> **STATED PROBLEM**:
Return every line of the data below that includes the string "large".

> **DATA SHOWN**:
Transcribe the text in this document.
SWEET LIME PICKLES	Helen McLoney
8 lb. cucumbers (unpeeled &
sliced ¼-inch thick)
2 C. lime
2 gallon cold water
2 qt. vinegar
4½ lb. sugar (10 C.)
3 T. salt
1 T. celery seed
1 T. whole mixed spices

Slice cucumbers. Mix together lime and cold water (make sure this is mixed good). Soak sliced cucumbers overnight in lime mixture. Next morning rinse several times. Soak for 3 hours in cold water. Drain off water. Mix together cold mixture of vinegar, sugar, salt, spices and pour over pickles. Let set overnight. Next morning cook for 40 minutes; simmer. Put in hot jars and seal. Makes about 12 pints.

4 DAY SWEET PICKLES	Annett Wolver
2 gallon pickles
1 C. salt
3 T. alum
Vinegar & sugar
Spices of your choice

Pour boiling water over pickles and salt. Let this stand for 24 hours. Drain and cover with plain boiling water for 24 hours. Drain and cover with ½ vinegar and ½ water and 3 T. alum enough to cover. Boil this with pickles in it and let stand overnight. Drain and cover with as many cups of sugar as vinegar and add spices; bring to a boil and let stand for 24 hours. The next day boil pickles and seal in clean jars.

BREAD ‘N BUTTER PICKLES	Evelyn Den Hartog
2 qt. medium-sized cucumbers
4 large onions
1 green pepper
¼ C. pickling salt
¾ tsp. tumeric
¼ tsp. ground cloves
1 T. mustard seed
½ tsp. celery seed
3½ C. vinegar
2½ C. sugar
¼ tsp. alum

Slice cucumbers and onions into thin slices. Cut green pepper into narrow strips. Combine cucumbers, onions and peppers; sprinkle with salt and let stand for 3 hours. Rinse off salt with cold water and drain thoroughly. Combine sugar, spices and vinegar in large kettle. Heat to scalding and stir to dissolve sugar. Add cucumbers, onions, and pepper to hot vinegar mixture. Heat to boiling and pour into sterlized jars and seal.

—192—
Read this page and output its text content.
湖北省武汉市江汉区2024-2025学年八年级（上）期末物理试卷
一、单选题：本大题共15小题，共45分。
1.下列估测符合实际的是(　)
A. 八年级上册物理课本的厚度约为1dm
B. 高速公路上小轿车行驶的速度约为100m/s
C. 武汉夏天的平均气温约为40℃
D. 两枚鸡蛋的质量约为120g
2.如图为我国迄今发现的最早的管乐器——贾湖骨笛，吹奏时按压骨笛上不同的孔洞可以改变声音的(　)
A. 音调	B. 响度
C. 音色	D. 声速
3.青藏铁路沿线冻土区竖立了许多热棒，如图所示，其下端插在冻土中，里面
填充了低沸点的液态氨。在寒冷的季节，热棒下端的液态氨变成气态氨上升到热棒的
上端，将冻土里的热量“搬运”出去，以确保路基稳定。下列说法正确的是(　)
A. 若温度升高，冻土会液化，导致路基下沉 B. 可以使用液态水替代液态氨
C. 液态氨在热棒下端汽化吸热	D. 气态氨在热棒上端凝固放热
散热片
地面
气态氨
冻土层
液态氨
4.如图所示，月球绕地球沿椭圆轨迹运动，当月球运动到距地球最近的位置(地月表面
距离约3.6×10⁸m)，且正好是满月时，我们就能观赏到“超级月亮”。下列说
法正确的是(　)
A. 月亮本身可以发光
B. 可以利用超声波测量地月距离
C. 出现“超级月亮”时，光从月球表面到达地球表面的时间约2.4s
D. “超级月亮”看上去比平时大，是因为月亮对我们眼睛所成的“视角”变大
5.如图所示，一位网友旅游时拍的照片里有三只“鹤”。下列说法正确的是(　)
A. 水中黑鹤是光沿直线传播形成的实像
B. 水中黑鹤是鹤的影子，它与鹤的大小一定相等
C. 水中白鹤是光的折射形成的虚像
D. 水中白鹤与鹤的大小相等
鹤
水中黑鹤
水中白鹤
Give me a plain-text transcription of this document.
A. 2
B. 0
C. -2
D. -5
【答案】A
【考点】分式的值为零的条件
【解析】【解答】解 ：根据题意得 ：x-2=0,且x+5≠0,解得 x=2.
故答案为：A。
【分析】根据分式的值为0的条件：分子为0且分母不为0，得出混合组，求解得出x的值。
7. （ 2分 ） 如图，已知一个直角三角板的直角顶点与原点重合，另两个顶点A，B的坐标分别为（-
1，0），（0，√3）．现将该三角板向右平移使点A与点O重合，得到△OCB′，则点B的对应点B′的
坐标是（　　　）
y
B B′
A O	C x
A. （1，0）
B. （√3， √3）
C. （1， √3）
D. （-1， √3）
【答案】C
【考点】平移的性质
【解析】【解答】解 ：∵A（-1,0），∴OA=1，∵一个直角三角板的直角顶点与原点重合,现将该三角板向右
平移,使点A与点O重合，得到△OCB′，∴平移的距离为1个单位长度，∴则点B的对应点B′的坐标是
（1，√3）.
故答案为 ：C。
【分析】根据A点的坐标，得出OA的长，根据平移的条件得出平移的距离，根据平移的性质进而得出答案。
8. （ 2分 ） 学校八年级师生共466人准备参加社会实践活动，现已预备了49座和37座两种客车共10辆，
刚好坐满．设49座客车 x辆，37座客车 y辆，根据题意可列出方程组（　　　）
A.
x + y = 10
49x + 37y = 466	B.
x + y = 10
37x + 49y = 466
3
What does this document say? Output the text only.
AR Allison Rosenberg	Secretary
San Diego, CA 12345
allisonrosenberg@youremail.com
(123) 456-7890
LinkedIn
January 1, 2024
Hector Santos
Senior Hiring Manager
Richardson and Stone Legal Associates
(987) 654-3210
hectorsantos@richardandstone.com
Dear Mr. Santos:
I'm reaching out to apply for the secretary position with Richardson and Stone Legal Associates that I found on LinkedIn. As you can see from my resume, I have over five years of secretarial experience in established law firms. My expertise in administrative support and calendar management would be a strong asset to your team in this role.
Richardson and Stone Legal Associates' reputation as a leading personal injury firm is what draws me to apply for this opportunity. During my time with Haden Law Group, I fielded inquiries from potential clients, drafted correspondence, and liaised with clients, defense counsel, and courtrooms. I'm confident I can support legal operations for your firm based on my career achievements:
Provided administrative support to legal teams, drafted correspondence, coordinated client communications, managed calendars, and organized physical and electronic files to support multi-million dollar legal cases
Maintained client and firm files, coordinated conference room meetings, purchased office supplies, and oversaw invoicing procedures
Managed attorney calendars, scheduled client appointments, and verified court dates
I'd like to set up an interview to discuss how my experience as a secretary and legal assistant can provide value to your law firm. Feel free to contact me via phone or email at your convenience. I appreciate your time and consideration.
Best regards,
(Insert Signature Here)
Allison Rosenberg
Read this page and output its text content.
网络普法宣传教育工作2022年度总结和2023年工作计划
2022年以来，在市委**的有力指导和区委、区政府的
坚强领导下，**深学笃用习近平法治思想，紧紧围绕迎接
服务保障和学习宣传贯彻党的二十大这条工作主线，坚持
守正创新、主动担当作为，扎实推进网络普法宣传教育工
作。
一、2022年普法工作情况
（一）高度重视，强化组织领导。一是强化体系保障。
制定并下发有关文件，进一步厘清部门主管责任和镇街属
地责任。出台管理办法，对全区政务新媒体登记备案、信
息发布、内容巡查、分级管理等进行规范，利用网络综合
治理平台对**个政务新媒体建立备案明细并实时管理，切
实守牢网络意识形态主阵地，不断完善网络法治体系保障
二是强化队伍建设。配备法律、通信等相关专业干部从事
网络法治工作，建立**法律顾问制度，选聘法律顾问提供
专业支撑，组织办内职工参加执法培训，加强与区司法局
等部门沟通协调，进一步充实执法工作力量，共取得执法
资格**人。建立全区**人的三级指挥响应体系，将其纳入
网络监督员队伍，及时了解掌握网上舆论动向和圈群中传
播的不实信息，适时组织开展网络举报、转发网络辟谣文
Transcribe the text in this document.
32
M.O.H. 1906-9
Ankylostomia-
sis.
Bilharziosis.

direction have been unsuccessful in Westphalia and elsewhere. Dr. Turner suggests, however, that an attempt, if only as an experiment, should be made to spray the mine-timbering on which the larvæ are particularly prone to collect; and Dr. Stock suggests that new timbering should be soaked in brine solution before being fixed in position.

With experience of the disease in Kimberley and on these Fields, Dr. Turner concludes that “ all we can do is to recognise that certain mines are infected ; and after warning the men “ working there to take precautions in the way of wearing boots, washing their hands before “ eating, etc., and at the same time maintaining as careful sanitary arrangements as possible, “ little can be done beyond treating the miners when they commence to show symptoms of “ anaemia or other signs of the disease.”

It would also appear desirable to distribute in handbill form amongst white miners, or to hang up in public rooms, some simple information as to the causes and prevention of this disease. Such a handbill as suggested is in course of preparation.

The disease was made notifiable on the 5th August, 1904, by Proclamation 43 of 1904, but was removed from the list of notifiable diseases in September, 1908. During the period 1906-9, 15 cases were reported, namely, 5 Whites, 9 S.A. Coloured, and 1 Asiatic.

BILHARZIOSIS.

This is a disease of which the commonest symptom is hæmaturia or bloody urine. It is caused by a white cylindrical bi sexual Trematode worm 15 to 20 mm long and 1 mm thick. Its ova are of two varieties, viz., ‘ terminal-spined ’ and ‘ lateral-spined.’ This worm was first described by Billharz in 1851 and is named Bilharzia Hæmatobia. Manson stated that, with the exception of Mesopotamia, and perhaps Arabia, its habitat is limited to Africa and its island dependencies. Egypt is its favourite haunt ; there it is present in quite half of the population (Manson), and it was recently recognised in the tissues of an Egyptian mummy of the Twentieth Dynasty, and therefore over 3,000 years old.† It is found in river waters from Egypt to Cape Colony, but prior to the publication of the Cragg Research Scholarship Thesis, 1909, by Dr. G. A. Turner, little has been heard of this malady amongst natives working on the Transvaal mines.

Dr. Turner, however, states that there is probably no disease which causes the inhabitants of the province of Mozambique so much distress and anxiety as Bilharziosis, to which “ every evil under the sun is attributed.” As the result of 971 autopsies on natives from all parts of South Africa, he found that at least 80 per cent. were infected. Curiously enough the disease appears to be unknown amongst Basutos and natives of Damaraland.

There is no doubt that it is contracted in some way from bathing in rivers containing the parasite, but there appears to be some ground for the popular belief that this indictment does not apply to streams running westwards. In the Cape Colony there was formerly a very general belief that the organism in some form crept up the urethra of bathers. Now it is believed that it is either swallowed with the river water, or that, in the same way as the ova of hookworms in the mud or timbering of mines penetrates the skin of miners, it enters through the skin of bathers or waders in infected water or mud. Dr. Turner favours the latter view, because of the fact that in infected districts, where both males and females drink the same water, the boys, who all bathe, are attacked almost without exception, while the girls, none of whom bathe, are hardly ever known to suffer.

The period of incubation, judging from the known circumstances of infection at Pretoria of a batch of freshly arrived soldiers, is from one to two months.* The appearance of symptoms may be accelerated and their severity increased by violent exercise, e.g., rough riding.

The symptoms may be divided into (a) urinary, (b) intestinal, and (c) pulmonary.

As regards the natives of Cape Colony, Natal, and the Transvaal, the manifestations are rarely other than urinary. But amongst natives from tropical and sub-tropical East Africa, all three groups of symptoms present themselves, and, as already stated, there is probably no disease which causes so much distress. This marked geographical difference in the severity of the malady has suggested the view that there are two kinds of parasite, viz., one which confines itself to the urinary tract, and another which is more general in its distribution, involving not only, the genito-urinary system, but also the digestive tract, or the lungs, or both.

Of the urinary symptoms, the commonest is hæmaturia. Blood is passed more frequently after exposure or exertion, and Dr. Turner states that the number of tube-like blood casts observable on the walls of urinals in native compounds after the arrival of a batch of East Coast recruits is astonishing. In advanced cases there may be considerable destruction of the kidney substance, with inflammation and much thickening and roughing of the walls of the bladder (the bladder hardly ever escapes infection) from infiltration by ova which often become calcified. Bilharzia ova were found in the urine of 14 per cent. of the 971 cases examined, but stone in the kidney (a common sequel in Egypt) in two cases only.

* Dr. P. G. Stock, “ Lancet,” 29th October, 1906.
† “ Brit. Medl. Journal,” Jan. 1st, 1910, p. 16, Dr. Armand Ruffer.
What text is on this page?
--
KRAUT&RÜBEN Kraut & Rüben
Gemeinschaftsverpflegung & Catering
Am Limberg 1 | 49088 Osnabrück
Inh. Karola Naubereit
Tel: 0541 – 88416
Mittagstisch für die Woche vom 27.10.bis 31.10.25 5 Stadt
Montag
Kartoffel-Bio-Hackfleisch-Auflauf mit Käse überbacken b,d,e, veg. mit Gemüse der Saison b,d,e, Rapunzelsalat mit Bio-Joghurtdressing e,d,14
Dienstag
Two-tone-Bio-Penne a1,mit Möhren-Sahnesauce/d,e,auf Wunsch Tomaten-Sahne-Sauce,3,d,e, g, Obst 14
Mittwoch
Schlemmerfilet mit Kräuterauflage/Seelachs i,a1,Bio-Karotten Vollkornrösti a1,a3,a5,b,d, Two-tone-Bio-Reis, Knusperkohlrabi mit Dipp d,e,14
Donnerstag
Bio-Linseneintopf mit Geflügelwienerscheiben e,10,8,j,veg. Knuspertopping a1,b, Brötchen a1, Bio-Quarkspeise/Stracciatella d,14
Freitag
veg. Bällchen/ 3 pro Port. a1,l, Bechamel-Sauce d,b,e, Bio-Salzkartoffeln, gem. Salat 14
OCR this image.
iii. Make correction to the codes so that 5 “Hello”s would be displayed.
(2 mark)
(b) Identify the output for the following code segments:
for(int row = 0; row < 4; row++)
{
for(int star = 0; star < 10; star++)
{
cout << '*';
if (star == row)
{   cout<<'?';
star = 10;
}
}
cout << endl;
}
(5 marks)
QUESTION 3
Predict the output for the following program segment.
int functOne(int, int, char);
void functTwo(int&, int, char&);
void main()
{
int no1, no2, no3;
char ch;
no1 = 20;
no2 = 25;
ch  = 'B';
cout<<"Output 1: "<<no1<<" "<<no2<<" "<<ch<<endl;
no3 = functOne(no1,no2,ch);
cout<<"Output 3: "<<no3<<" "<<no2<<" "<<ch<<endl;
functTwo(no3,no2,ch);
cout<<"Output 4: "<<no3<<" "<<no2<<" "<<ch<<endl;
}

> **EXERCISE RESPONSE**:
4 large onions
Slice cucumbers and onions into thin slices. Cut green pepper into narrow strips. Combine cucumbers, onions and peppers; sprinkle with salt and let stand for 3 hours. Rinse off salt with cold water and drain thoroughly. Combine sugar, spices and vinegar in large kettle. Heat to scalding and stir to dissolve sugar. Add cucumbers, onions, and pepper to hot vinegar mixture. Heat to boiling and pour into sterlized jars and seal.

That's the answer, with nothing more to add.